- _Exercise prompt_
In full and without alteration, give the listing again.

(Records about charts and figures)
[START]
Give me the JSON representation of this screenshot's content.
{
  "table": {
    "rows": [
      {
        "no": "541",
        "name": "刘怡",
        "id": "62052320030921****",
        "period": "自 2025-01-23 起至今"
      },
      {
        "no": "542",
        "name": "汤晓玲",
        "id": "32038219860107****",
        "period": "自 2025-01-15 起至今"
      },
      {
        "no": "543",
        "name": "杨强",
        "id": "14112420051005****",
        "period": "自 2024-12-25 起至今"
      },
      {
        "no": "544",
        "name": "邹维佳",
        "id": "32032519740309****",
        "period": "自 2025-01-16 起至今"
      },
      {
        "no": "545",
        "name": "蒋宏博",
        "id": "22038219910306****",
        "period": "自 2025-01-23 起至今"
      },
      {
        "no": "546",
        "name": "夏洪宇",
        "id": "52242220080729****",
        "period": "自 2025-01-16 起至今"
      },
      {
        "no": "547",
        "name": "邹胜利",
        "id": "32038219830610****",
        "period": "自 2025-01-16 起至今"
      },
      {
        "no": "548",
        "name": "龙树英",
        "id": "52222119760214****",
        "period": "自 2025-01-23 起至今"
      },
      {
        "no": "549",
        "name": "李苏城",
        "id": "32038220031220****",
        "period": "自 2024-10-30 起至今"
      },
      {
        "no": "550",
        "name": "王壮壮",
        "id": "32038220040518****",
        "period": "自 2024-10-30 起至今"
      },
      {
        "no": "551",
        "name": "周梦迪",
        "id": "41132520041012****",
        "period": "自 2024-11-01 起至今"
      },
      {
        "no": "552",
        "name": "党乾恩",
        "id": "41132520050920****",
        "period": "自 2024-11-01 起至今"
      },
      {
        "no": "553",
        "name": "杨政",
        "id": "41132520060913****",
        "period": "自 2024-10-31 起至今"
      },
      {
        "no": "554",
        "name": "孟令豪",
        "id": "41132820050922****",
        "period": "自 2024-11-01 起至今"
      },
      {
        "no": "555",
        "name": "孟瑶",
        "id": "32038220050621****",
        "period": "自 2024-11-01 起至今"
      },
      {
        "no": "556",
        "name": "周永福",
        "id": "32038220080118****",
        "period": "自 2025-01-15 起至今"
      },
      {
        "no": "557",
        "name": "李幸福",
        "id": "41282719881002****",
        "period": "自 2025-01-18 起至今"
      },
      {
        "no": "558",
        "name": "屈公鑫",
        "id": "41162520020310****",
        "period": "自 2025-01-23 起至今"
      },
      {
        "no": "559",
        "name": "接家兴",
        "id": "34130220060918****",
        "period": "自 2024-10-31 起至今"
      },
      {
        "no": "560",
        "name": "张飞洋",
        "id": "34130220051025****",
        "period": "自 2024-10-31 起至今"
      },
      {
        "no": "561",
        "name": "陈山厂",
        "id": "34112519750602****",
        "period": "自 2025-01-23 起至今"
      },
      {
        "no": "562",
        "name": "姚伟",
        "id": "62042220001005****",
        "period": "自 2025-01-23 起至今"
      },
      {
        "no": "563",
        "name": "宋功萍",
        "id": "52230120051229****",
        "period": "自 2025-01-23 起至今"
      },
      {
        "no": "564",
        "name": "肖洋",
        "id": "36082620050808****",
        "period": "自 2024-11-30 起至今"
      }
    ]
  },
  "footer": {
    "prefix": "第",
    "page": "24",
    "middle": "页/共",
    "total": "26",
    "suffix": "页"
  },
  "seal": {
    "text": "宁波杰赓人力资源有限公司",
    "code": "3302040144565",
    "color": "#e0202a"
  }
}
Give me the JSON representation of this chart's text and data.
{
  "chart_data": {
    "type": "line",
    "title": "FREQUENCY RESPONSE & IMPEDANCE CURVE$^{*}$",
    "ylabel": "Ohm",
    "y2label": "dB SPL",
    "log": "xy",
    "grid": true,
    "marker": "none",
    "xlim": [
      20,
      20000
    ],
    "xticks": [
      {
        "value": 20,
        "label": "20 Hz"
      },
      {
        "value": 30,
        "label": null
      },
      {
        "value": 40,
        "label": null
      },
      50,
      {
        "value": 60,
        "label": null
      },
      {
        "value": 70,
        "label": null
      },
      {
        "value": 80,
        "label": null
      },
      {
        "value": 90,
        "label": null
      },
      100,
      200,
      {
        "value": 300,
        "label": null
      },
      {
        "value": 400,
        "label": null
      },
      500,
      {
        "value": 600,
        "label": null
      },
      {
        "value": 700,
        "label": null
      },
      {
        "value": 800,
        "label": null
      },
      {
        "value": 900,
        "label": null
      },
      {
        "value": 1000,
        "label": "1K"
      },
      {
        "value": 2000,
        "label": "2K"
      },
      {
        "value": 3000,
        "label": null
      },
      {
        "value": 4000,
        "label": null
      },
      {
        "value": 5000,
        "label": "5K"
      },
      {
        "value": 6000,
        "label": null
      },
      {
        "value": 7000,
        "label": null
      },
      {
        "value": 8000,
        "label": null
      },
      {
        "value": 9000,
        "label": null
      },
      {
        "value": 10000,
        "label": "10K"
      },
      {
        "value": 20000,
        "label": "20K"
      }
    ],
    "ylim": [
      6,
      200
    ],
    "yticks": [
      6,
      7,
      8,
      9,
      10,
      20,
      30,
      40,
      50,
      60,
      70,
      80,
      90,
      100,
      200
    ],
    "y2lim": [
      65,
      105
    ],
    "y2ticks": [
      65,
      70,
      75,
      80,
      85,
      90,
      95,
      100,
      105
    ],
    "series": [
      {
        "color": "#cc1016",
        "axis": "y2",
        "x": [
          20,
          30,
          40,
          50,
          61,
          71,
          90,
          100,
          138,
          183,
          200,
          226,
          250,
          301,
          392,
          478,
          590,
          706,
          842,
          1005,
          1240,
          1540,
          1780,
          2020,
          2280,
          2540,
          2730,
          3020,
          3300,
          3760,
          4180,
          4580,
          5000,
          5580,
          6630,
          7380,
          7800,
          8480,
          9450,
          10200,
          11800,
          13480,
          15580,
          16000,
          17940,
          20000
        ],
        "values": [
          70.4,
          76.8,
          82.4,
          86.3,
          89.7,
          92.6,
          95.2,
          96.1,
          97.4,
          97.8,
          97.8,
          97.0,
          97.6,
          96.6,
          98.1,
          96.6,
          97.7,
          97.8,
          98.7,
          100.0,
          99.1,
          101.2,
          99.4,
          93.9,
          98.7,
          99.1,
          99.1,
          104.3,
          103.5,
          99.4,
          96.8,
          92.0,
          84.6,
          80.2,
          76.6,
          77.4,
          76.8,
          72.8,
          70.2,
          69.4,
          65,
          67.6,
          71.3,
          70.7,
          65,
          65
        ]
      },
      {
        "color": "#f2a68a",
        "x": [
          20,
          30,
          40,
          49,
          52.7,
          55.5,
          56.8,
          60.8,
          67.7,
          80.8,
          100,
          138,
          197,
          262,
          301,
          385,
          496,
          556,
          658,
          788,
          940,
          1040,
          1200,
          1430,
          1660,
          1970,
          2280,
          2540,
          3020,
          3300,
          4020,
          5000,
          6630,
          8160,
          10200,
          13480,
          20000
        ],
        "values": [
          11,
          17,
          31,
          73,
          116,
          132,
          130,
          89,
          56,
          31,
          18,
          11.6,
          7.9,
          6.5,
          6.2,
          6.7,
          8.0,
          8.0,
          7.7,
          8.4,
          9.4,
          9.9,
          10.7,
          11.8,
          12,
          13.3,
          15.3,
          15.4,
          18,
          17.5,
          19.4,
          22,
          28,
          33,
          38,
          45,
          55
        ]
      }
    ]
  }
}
[END]
- _Exercise result_
Give me the JSON representation of this screenshot's content.
{
  "table": {
    "rows": [
      {
        "no": "541",
        "name": "刘怡",
        "id": "62052320030921****",
        "period": "自 2025-01-23 起至今"
      },
      {
        "no": "542",
        "name": "汤晓玲",
        "id": "32038219860107****",
        "period": "自 2025-01-15 起至今"
      },
      {
        "no": "543",
        "name": "杨强",
        "id": "14112420051005****",
        "period": "自 2024-12-25 起至今"
      },
      {
        "no": "544",
        "name": "邹维佳",
        "id": "32032519740309****",
        "period": "自 2025-01-16 起至今"
      },
      {
        "no": "545",
        "name": "蒋宏博",
        "id": "22038219910306****",
        "period": "自 2025-01-23 起至今"
      },
      {
        "no": "546",
        "name": "夏洪宇",
        "id": "52242220080729****",
        "period": "自 2025-01-16 起至今"
      },
      {
        "no": "547",
        "name": "邹胜利",
        "id": "32038219830610****",
        "period": "自 2025-01-16 起至今"
      },
      {
        "no": "548",
        "name": "龙树英",
        "id": "52222119760214****",
        "period": "自 2025-01-23 起至今"
      },
      {
        "no": "549",
        "name": "李苏城",
        "id": "32038220031220****",
        "period": "自 2024-10-30 起至今"
      },
      {
        "no": "550",
        "name": "王壮壮",
        "id": "32038220040518****",
        "period": "自 2024-10-30 起至今"
      },
      {
        "no": "551",
        "name": "周梦迪",
        "id": "41132520041012****",
        "period": "自 2024-11-01 起至今"
      },
      {
        "no": "552",
        "name": "党乾恩",
        "id": "41132520050920****",
        "period": "自 2024-11-01 起至今"
      },
      {
        "no": "553",
        "name": "杨政",
        "id": "41132520060913****",
        "period": "自 2024-10-31 起至今"
      },
      {
        "no": "554",
        "name": "孟令豪",
        "id": "41132820050922****",
        "period": "自 2024-11-01 起至今"
      },
      {
        "no": "555",
        "name": "孟瑶",
        "id": "32038220050621****",
        "period": "自 2024-11-01 起至今"
      },
      {
        "no": "556",
        "name": "周永福",
        "id": "32038220080118****",
        "period": "自 2025-01-15 起至今"
      },
      {
        "no": "557",
        "name": "李幸福",
        "id": "41282719881002****",
        "period": "自 2025-01-18 起至今"
      },
      {
        "no": "558",
        "name": "屈公鑫",
        "id": "41162520020310****",
        "period": "自 2025-01-23 起至今"
      },
      {
        "no": "559",
        "name": "接家兴",
        "id": "34130220060918****",
        "period": "自 2024-10-31 起至今"
      },
      {
        "no": "560",
        "name": "张飞洋",
        "id": "34130220051025****",
        "period": "自 2024-10-31 起至今"
      },
      {
        "no": "561",
        "name": "陈山厂",
        "id": "34112519750602****",
        "period": "自 2025-01-23 起至今"
      },
      {
        "no": "562",
        "name": "姚伟",
        "id": "62042220001005****",
        "period": "自 2025-01-23 起至今"
      },
      {
        "no": "563",
        "name": "宋功萍",
        "id": "52230120051229****",
        "period": "自 2025-01-23 起至今"
      },
      {
        "no": "564",
        "name": "肖洋",
        "id": "36082620050808****",
        "period": "自 2024-11-30 起至今"
      }
    ]
  },
  "footer": {
    "prefix": "第",
    "page": "24",
    "middle": "页/共",
    "total": "26",
    "suffix": "页"
  },
  "seal": {
    "text": "宁波杰赓人力资源有限公司",
    "code": "3302040144565",
    "color": "#e0202a"
  }
}
Give me the JSON representation of this chart's text and data.
{
  "chart_data": {
    "type": "line",
    "title": "FREQUENCY RESPONSE & IMPEDANCE CURVE$^{*}$",
    "ylabel": "Ohm",
    "y2label": "dB SPL",
    "log": "xy",
    "grid": true,
    "marker": "none",
    "xlim": [
      20,
      20000
    ],
    "xticks": [
      {
        "value": 20,
        "label": "20 Hz"
      },
      {
        "value": 30,
        "label": null
      },
      {
        "value": 40,
        "label": null
      },
      50,
      {
        "value": 60,
        "label": null
      },
      {
        "value": 70,
        "label": null
      },
      {
        "value": 80,
        "label": null
      },
      {
        "value": 90,
        "label": null
      },
      100,
      200,
      {
        "value": 300,
        "label": null
      },
      {
        "value": 400,
        "label": null
      },
      500,
      {
        "value": 600,
        "label": null
      },
      {
        "value": 700,
        "label": null
      },
      {
        "value": 800,
        "label": null
      },
      {
        "value": 900,
        "label": null
      },
      {
        "value": 1000,
        "label": "1K"
      },
      {
        "value": 2000,
        "label": "2K"
      },
      {
        "value": 3000,
        "label": null
      },
      {
        "value": 4000,
        "label": null
      },
      {
        "value": 5000,
        "label": "5K"
      },
      {
        "value": 6000,
        "label": null
      },
      {
        "value": 7000,
        "label": null
      },
      {
        "value": 8000,
        "label": null
      },
      {
        "value": 9000,
        "label": null
      },
      {
        "value": 10000,
        "label": "10K"
      },
      {
        "value": 20000,
        "label": "20K"
      }
    ],
    "ylim": [
      6,
      200
    ],
    "yticks": [
      6,
      7,
      8,
      9,
      10,
      20,
      30,
      40,
      50,
      60,
      70,
      80,
      90,
      100,
      200
    ],
    "y2lim": [
      65,
      105
    ],
    "y2ticks": [
      65,
      70,
      75,
      80,
      85,
      90,
      95,
      100,
      105
    ],
    "series": [
      {
        "color": "#cc1016",
        "axis": "y2",
        "x": [
          20,
          30,
          40,
          50,
          61,
          71,
          90,
          100,
          138,
          183,
          200,
          226,
          250,
          301,
          392,
          478,
          590,
          706,
          842,
          1005,
          1240,
          1540,
          1780,
          2020,
          2280,
          2540,
          2730,
          3020,
          3300,
          3760,
          4180,
          4580,
          5000,
          5580,
          6630,
          7380,
          7800,
          8480,
          9450,
          10200,
          11800,
          13480,
          15580,
          16000,
          17940,
          20000
        ],
        "values": [
          70.4,
          76.8,
          82.4,
          86.3,
          89.7,
          92.6,
          95.2,
          96.1,
          97.4,
          97.8,
          97.8,
          97.0,
          97.6,
          96.6,
          98.1,
          96.6,
          97.7,
          97.8,
          98.7,
          100.0,
          99.1,
          101.2,
          99.4,
          93.9,
          98.7,
          99.1,
          99.1,
          104.3,
          103.5,
          99.4,
          96.8,
          92.0,
          84.6,
          80.2,
          76.6,
          77.4,
          76.8,
          72.8,
          70.2,
          69.4,
          65,
          67.6,
          71.3,
          70.7,
          65,
          65
        ]
      },
      {
        "color": "#f2a68a",
        "x": [
          20,
          30,
          40,
          49,
          52.7,
          55.5,
          56.8,
          60.8,
          67.7,
          80.8,
          100,
          138,
          197,
          262,
          301,
          385,
          496,
          556,
          658,
          788,
          940,
          1040,
          1200,
          1430,
          1660,
          1970,
          2280,
          2540,
          3020,
          3300,
          4020,
          5000,
          6630,
          8160,
          10200,
          13480,
          20000
        ],
        "values": [
          11,
          17,
          31,
          73,
          116,
          132,
          130,
          89,
          56,
          31,
          18,
          11.6,
          7.9,
          6.5,
          6.2,
          6.7,
          8.0,
          8.0,
          7.7,
          8.4,
          9.4,
          9.9,
          10.7,
          11.8,
          12,
          13.3,
          15.3,
          15.4,
          18,
          17.5,
          19.4,
          22,
          28,
          33,
          38,
          45,
          55
        ]
      }
    ]
  }
}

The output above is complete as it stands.